→ DATA EXCERPTS:

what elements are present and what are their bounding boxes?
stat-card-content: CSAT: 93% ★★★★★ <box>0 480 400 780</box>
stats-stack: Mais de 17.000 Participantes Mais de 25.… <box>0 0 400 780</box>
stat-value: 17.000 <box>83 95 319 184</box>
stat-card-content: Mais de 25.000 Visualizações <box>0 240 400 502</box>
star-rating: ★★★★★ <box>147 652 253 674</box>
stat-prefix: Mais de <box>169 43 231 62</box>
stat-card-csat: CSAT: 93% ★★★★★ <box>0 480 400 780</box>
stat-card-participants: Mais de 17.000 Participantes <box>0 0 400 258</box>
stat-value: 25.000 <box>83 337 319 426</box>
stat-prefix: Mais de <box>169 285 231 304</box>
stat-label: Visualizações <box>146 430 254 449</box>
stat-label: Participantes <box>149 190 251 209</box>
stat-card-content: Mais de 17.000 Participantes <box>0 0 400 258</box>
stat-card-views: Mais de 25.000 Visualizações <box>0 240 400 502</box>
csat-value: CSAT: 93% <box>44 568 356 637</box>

→ INSTRUCTIONS TO FOLLOW: Present every line of the material above as a numbered list, omitting any blank lines.

→ EXERCISE RESULT:
1. what elements are present and what are their bounding boxes?
2. stat-card-content: CSAT: 93% ★★★★★ <box>0 480 400 780</box>
3. stats-stack: Mais de 17.000 Participantes Mais de 25.… <box>0 0 400 780</box>
4. stat-value: 17.000 <box>83 95 319 184</box>
5. stat-card-content: Mais de 25.000 Visualizações <box>0 240 400 502</box>
6. star-rating: ★★★★★ <box>147 652 253 674</box>
7. stat-prefix: Mais de <box>169 43 231 62</box>
8. stat-card-csat: CSAT: 93% ★★★★★ <box>0 480 400 780</box>
9. stat-card-participants: Mais de 17.000 Participantes <box>0 0 400 258</box>
10. stat-value: 25.000 <box>83 337 319 426</box>
11. stat-prefix: Mais de <box>169 285 231 304</box>
12. stat-label: Visualizações <box>146 430 254 449</box>
13. stat-label: Participantes <box>149 190 251 209</box>
14. stat-card-content: Mais de 17.000 Participantes <box>0 0 400 258</box>
15. stat-card-views: Mais de 25.000 Visualizações <box>0 240 400 502</box>
16. csat-value: CSAT: 93% <box>44 568 356 637</box>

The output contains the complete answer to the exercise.